* [BLOCO DE TEXTO]:

☆ ☆ ☆ ☆ ☆

Por: Affonso Nunes

A violência que pode igualar antagonismos

'O Motociclista no Globo da Morte' é o segundo monólogo interpretado por Eduardo Moscovis | Foto: Catarina Ribeiro/Divulgação

A natureza obscura da violência humana ganha o palco no monólogo inédito "O Motociclista no Globo da Morte", parceria entre Eduardo Moscovis e o diretor Rodrigo Portella. O espetáculo, com texto do dramaturgo Leonardo Netto, questiona se a violência é inerente à condição humana ou produto das relações sociais, provocando o público ao diluir as fronteiras entre vítima e algoz, civilizado e selvagem.

 

Ator se viu numa identificação perturbadora

Eduardo Moscovis: 'O que mais me cativou foi perceber que o protagonista é um homem que tem uma vida correta, pacífica, mas que pode se igualar ao seu antagonista - um homem vil em todos os aspectos' | Foto: Catarina Ribeiro/Divulgação

Veterano com mais de três décadas de carreira e protagonista de sucessos televisivos como "Pecado Capital" e "Alma Gêmea", Moscovis encena seu segundo monólogo após "O Livro" (2011), de Newton Moreno. O ator, que recentemente foi premiado como Melhor Ator no Festival de Brasília e no Los Angeles Film Festival, encontrou no texto uma identificação perturbadora com o protagonista. "O que mais me cativou foi perceber que o protagonista é um homem que tem uma vida correta, pacífica, com quem eu facilmente me identificaria, mas que pode se igualar ao seu antagonista - um homem vil em todos os aspectos - ao cometer um ato de extrema violência", revela Moscovis, que está há dois anos em cartaz com a comédia "Duetos", vista por mais de 200 mil pessoas.

A gênese da obra remonta a uma experiência perturbadora vivida por Leonardo Netto há alguns anos, quando assistiu inadvertidamente a um vídeo de extrema violência em uma rede social. O dramaturgo se questionou não apenas sobre os motivos que levam alguém a cometer atos violentos, mas também a filmá-los, postá-los e, principalmente, o que leva outros a curtir esse tipo de conteúdo. "A espetacularização, a romantização e a banalização da violência, exacerbadas com a multiplicação de câmeras e da internet, talvez nos torne mais insensíveis a ela", reflete o autor, premiado de textos como "A Ordem Natural das Coisas", vencedor do Prêmio Cesgranrio 2018, e "3 Maneiras de Tocar no Assunto", que lhe rendeu múltiplas premiações.

A narrativa se desenvolve através do relato detalhado de uma história trágica vivida pelo protagonista em um dia aparentemente comum, enquanto almoçava em um bar que costumava frequentar.

☆ ☆ ☆ ☆ ☆

* [EXERCÍCIO 1]: Resuma em duas frases o texto sobre o monólogo.

☆ ☆ ☆ ☆ ☆

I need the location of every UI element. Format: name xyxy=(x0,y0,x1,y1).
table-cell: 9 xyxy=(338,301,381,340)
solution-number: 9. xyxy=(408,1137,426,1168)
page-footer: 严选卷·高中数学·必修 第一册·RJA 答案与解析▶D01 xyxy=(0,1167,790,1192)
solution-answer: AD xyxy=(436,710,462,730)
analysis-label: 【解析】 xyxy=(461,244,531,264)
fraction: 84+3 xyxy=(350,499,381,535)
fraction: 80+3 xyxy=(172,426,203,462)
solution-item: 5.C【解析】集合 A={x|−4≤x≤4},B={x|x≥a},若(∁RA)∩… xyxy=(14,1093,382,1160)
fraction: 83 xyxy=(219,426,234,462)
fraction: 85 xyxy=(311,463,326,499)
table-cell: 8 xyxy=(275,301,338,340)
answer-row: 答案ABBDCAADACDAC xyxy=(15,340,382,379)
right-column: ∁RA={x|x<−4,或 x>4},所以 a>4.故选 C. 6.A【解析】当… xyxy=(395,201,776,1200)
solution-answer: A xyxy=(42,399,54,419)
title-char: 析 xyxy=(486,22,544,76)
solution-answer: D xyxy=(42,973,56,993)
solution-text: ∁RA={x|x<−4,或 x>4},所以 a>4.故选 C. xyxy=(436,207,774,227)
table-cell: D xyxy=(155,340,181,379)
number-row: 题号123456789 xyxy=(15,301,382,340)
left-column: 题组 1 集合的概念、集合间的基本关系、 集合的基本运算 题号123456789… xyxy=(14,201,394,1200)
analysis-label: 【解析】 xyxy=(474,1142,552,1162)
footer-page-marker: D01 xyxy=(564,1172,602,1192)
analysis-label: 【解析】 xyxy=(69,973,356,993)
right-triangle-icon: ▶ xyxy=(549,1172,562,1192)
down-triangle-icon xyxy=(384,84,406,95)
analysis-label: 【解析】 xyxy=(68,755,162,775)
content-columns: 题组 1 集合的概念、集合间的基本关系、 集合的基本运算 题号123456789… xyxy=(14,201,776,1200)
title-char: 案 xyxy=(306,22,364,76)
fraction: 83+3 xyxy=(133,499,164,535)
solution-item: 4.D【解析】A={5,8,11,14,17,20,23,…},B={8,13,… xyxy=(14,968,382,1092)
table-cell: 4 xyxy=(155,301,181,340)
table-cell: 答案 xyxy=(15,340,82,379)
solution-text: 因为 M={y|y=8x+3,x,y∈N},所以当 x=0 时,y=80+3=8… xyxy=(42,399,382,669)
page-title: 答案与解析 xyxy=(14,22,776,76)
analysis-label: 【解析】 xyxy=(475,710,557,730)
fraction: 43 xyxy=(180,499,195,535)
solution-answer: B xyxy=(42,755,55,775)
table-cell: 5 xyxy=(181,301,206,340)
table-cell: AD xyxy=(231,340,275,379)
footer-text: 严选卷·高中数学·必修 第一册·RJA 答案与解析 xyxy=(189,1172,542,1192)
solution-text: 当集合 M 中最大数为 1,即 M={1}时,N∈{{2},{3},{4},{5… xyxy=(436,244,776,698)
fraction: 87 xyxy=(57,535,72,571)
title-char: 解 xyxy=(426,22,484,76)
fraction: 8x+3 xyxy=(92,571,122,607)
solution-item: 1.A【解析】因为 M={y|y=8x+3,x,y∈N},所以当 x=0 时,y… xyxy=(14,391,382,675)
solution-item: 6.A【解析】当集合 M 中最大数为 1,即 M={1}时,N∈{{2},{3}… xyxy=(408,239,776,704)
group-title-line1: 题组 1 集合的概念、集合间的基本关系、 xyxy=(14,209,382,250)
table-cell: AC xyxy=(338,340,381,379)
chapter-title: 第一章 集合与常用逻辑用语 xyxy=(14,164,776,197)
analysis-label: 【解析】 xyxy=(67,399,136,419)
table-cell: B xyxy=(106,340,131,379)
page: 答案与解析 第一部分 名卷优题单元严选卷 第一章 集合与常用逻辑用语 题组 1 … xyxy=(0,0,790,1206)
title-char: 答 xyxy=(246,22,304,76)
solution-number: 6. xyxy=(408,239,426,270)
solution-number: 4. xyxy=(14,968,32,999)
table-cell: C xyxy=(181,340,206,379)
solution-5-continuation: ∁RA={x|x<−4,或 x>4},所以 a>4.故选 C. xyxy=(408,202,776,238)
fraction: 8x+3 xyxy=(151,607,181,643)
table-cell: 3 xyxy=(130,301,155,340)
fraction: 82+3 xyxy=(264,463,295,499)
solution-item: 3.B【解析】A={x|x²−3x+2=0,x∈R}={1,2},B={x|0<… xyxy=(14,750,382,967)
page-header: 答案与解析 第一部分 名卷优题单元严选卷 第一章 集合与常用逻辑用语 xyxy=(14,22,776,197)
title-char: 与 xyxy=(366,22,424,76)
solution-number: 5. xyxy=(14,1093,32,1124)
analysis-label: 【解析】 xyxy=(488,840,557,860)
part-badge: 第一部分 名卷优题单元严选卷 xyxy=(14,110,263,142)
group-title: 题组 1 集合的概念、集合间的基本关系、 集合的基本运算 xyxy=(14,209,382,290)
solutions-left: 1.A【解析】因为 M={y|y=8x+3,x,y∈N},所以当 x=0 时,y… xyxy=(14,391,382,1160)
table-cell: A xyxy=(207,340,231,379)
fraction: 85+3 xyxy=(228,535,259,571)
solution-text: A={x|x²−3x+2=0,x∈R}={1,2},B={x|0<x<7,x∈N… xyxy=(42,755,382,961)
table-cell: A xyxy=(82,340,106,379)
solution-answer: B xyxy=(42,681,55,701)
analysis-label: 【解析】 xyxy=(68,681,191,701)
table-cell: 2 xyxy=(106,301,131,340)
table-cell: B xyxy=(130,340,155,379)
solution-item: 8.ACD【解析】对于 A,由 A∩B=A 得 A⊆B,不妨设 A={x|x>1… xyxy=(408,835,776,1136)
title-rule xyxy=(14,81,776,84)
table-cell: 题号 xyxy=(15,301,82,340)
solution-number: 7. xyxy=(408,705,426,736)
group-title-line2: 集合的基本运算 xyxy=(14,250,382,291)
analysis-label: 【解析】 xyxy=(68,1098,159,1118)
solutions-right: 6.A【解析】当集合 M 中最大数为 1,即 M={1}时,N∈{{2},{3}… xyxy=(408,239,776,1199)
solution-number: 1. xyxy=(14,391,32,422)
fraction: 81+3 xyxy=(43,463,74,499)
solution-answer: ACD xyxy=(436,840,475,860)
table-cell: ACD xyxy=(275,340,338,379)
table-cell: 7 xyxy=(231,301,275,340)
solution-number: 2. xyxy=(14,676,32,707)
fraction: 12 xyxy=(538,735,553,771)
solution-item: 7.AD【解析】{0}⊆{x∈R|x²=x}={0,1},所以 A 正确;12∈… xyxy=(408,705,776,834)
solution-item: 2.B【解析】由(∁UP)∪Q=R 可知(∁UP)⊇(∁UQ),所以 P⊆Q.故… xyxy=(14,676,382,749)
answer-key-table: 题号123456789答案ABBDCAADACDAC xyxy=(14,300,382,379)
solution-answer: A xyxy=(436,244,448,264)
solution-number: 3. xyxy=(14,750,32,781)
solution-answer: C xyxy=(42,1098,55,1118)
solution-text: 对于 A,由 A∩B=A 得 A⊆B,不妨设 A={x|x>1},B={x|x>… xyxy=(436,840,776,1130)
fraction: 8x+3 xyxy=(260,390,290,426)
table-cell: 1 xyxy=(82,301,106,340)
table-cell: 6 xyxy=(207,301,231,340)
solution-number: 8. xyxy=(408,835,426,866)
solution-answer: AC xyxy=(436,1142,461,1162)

☆ ☆ ☆ ☆ ☆

* [EXERCÍCIO 2]: Extraia da listagem acima todas as linhas que contêm a palavra "item", levando em conta a diferença entre maiúsculas e minúsculas.

* [RESPOSTA ESCRITA 1]: O monólogo inédito "O Motociclista no Globo da Morte", com Eduardo Moscovis, direção de Rodrigo Portella e texto de Leonardo Netto, questiona se a violência é inerente à condição humana ou produto das relações sociais. A obra nasceu de um vídeo de extrema violência que Netto assistiu sem querer numa rede social, e Moscovis se identificou com um protagonista de vida correta e pacífica que pode se igualar ao seu antagonista vil ao cometer um ato de extrema violência.

* [RESPOSTA ESCRITA 2]:
solution-item: 5.C【解析】集合 A={x|−4≤x≤4},B={x|x≥a},若(∁RA)∩… xyxy=(14,1093,382,1160)
solution-item: 4.D【解析】A={5,8,11,14,17,20,23,…},B={8,13,… xyxy=(14,968,382,1092)
solution-item: 1.A【解析】因为 M={y|y=8x+3,x,y∈N},所以当 x=0 时,y… xyxy=(14,391,382,675)
solution-item: 6.A【解析】当集合 M 中最大数为 1,即 M={1}时,N∈{{2},{3}… xyxy=(408,239,776,704)
solution-item: 3.B【解析】A={x|x²−3x+2=0,x∈R}={1,2},B={x|0<… xyxy=(14,750,382,967)
solution-item: 8.ACD【解析】对于 A,由 A∩B=A 得 A⊆B,不妨设 A={x|x>1… xyxy=(408,835,776,1136)
solution-item: 7.AD【解析】{0}⊆{x∈R|x²=x}={0,1},所以 A 正确;12∈… xyxy=(408,705,776,834)
solution-item: 2.B【解析】由(∁UP)∪Q=R 可知(∁UP)⊇(∁UQ),所以 P⊆Q.故… xyxy=(14,676,382,749)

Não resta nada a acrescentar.